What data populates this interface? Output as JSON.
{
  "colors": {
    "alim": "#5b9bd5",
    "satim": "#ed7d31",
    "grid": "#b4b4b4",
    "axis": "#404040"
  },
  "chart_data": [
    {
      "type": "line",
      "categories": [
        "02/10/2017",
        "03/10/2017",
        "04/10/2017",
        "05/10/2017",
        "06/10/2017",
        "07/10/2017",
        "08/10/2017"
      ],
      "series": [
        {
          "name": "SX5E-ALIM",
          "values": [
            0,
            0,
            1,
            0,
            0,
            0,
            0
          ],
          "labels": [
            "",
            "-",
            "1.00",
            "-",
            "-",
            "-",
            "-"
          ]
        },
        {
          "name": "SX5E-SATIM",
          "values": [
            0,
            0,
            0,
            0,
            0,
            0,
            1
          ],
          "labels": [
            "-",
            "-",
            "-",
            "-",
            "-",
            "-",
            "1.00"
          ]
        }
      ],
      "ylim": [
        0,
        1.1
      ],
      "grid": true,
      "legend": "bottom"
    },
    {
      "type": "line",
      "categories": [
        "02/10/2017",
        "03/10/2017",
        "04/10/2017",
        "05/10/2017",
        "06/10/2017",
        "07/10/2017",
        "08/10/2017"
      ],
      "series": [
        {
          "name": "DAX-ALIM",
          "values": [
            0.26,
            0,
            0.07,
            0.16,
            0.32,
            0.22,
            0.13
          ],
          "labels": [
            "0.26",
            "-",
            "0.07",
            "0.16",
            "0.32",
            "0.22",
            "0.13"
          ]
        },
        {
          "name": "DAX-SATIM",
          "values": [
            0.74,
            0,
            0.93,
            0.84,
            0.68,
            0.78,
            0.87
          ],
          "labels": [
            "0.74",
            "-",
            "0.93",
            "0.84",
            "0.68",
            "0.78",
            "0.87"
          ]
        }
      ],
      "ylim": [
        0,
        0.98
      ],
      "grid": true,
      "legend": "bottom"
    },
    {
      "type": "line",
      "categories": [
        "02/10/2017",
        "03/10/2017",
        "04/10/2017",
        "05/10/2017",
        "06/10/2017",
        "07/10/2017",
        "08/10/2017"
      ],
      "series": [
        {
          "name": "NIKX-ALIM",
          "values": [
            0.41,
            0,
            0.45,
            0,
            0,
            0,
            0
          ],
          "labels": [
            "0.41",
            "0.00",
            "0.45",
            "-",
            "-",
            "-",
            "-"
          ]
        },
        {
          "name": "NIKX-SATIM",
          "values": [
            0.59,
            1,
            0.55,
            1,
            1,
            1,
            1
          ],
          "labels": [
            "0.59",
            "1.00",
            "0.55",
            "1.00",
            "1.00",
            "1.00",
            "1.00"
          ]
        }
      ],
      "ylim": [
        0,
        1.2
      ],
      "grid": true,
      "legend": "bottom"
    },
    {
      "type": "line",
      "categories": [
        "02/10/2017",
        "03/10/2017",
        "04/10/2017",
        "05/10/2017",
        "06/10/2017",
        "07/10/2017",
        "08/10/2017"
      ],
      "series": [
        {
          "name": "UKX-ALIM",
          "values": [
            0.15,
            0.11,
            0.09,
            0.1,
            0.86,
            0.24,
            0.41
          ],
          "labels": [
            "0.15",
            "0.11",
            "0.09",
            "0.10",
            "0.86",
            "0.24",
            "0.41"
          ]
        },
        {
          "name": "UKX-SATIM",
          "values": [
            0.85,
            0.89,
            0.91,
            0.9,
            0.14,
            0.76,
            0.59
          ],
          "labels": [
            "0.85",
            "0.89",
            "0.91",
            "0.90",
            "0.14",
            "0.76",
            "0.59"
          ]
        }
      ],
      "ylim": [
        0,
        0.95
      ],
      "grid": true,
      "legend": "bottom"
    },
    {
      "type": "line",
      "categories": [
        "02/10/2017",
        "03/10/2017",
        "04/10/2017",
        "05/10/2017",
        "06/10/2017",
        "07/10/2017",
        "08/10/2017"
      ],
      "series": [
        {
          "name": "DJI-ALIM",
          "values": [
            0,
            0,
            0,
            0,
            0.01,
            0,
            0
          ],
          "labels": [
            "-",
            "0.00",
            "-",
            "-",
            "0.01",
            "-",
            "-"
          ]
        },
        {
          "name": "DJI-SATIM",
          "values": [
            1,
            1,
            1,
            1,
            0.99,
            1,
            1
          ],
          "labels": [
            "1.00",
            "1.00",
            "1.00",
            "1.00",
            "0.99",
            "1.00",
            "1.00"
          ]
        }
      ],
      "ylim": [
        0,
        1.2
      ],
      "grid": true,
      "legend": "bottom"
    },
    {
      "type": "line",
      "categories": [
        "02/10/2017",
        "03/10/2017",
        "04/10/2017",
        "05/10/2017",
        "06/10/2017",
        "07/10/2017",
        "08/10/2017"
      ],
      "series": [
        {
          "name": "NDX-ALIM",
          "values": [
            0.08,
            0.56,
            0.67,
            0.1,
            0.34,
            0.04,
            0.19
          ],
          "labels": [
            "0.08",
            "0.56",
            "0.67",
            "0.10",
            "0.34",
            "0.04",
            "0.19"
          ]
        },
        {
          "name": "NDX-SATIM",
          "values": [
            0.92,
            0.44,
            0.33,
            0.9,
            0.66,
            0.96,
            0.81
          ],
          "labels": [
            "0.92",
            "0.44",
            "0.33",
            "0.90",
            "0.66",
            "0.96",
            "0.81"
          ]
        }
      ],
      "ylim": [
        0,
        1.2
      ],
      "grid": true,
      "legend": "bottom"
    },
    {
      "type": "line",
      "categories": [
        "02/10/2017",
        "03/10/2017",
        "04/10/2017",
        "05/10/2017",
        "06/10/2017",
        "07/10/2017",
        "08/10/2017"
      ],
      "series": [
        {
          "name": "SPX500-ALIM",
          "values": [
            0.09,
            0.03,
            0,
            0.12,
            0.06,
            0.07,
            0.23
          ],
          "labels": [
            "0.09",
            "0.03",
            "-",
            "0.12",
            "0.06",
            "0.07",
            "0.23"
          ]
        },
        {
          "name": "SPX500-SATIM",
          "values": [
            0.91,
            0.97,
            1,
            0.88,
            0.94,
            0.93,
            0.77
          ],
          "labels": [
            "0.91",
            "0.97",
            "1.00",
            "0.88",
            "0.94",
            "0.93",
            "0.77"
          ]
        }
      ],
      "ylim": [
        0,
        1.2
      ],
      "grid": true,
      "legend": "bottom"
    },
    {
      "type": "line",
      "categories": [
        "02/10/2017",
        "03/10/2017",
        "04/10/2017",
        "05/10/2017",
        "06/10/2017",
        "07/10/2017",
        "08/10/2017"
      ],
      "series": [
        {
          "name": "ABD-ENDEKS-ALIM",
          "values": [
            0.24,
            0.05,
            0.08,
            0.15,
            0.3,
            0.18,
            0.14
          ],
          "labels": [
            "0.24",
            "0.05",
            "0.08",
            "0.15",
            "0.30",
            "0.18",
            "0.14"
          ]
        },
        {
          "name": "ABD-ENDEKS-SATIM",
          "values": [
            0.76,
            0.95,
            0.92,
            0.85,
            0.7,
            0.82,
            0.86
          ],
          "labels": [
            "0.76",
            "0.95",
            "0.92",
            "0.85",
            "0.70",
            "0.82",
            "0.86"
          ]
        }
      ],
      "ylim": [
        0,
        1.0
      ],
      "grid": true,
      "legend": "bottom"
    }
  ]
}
=-=-=-=-=
EXERCISE INSTRUCTIONS:
Please output the entire listing exactly as it stands.

WRITTEN REPLY:
What data populates this interface? Output as JSON.
{
  "colors": {
    "alim": "#5b9bd5",
    "satim": "#ed7d31",
    "grid": "#b4b4b4",
    "axis": "#404040"
  },
  "chart_data": [
    {
      "type": "line",
      "categories": [
        "02/10/2017",
        "03/10/2017",
        "04/10/2017",
        "05/10/2017",
        "06/10/2017",
        "07/10/2017",
        "08/10/2017"
      ],
      "series": [
        {
          "name": "SX5E-ALIM",
          "values": [
            0,
            0,
            1,
            0,
            0,
            0,
            0
          ],
          "labels": [
            "",
            "-",
            "1.00",
            "-",
            "-",
            "-",
            "-"
          ]
        },
        {
          "name": "SX5E-SATIM",
          "values": [
            0,
            0,
            0,
            0,
            0,
            0,
            1
          ],
          "labels": [
            "-",
            "-",
            "-",
            "-",
            "-",
            "-",
            "1.00"
          ]
        }
      ],
      "ylim": [
        0,
        1.1
      ],
      "grid": true,
      "legend": "bottom"
    },
    {
      "type": "line",
      "categories": [
        "02/10/2017",
        "03/10/2017",
        "04/10/2017",
        "05/10/2017",
        "06/10/2017",
        "07/10/2017",
        "08/10/2017"
      ],
      "series": [
        {
          "name": "DAX-ALIM",
          "values": [
            0.26,
            0,
            0.07,
            0.16,
            0.32,
            0.22,
            0.13
          ],
          "labels": [
            "0.26",
            "-",
            "0.07",
            "0.16",
            "0.32",
            "0.22",
            "0.13"
          ]
        },
        {
          "name": "DAX-SATIM",
          "values": [
            0.74,
            0,
            0.93,
            0.84,
            0.68,
            0.78,
            0.87
          ],
          "labels": [
            "0.74",
            "-",
            "0.93",
            "0.84",
            "0.68",
            "0.78",
            "0.87"
          ]
        }
      ],
      "ylim": [
        0,
        0.98
      ],
      "grid": true,
      "legend": "bottom"
    },
    {
      "type": "line",
      "categories": [
        "02/10/2017",
        "03/10/2017",
        "04/10/2017",
        "05/10/2017",
        "06/10/2017",
        "07/10/2017",
        "08/10/2017"
      ],
      "series": [
        {
          "name": "NIKX-ALIM",
          "values": [
            0.41,
            0,
            0.45,
            0,
            0,
            0,
            0
          ],
          "labels": [
            "0.41",
            "0.00",
            "0.45",
            "-",
            "-",
            "-",
            "-"
          ]
        },
        {
          "name": "NIKX-SATIM",
          "values": [
            0.59,
            1,
            0.55,
            1,
            1,
            1,
            1
          ],
          "labels": [
            "0.59",
            "1.00",
            "0.55",
            "1.00",
            "1.00",
            "1.00",
            "1.00"
          ]
        }
      ],
      "ylim": [
        0,
        1.2
      ],
      "grid": true,
      "legend": "bottom"
    },
    {
      "type": "line",
      "categories": [
        "02/10/2017",
        "03/10/2017",
        "04/10/2017",
        "05/10/2017",
        "06/10/2017",
        "07/10/2017",
        "08/10/2017"
      ],
      "series": [
        {
          "name": "UKX-ALIM",
          "values": [
            0.15,
            0.11,
            0.09,
            0.1,
            0.86,
            0.24,
            0.41
          ],
          "labels": [
            "0.15",
            "0.11",
            "0.09",
            "0.10",
            "0.86",
            "0.24",
            "0.41"
          ]
        },
        {
          "name": "UKX-SATIM",
          "values": [
            0.85,
            0.89,
            0.91,
            0.9,
            0.14,
            0.76,
            0.59
          ],
          "labels": [
            "0.85",
            "0.89",
            "0.91",
            "0.90",
            "0.14",
            "0.76",
            "0.59"
          ]
        }
      ],
      "ylim": [
        0,
        0.95
      ],
      "grid": true,
      "legend": "bottom"
    },
    {
      "type": "line",
      "categories": [
        "02/10/2017",
        "03/10/2017",
        "04/10/2017",
        "05/10/2017",
        "06/10/2017",
        "07/10/2017",
        "08/10/2017"
      ],
      "series": [
        {
          "name": "DJI-ALIM",
          "values": [
            0,
            0,
            0,
            0,
            0.01,
            0,
            0
          ],
          "labels": [
            "-",
            "0.00",
            "-",
            "-",
            "0.01",
            "-",
            "-"
          ]
        },
        {
          "name": "DJI-SATIM",
          "values": [
            1,
            1,
            1,
            1,
            0.99,
            1,
            1
          ],
          "labels": [
            "1.00",
            "1.00",
            "1.00",
            "1.00",
            "0.99",
            "1.00",
            "1.00"
          ]
        }
      ],
      "ylim": [
        0,
        1.2
      ],
      "grid": true,
      "legend": "bottom"
    },
    {
      "type": "line",
      "categories": [
        "02/10/2017",
        "03/10/2017",
        "04/10/2017",
        "05/10/2017",
        "06/10/2017",
        "07/10/2017",
        "08/10/2017"
      ],
      "series": [
        {
          "name": "NDX-ALIM",
          "values": [
            0.08,
            0.56,
            0.67,
            0.1,
            0.34,
            0.04,
            0.19
          ],
          "labels": [
            "0.08",
            "0.56",
            "0.67",
            "0.10",
            "0.34",
            "0.04",
            "0.19"
          ]
        },
        {
          "name": "NDX-SATIM",
          "values": [
            0.92,
            0.44,
            0.33,
            0.9,
            0.66,
            0.96,
            0.81
          ],
          "labels": [
            "0.92",
            "0.44",
            "0.33",
            "0.90",
            "0.66",
            "0.96",
            "0.81"
          ]
        }
      ],
      "ylim": [
        0,
        1.2
      ],
      "grid": true,
      "legend": "bottom"
    },
    {
      "type": "line",
      "categories": [
        "02/10/2017",
        "03/10/2017",
        "04/10/2017",
        "05/10/2017",
        "06/10/2017",
        "07/10/2017",
        "08/10/2017"
      ],
      "series": [
        {
          "name": "SPX500-ALIM",
          "values": [
            0.09,
            0.03,
            0,
            0.12,
            0.06,
            0.07,
            0.23
          ],
          "labels": [
            "0.09",
            "0.03",
            "-",
            "0.12",
            "0.06",
            "0.07",
            "0.23"
          ]
        },
        {
          "name": "SPX500-SATIM",
          "values": [
            0.91,
            0.97,
            1,
            0.88,
            0.94,
            0.93,
            0.77
          ],
          "labels": [
            "0.91",
            "0.97",
            "1.00",
            "0.88",
            "0.94",
            "0.93",
            "0.77"
          ]
        }
      ],
      "ylim": [
        0,
        1.2
      ],
      "grid": true,
      "legend": "bottom"
    },
    {
      "type": "line",
      "categories": [
        "02/10/2017",
        "03/10/2017",
        "04/10/2017",
        "05/10/2017",
        "06/10/2017",
        "07/10/2017",
        "08/10/2017"
      ],
      "series": [
        {
          "name": "ABD-ENDEKS-ALIM",
          "values": [
            0.24,
            0.05,
            0.08,
            0.15,
            0.3,
            0.18,
            0.14
          ],
          "labels": [
            "0.24",
            "0.05",
            "0.08",
            "0.15",
            "0.30",
            "0.18",
            "0.14"
          ]
        },
        {
          "name": "ABD-ENDEKS-SATIM",
          "values": [
            0.76,
            0.95,
            0.92,
            0.85,
            0.7,
            0.82,
            0.86
          ],
          "labels": [
            "0.76",
            "0.95",
            "0.92",
            "0.85",
            "0.70",
            "0.82",
            "0.86"
          ]
        }
      ],
      "ylim": [
        0,
        1.0
      ],
      "grid": true,
      "legend": "bottom"
    }
  ]
}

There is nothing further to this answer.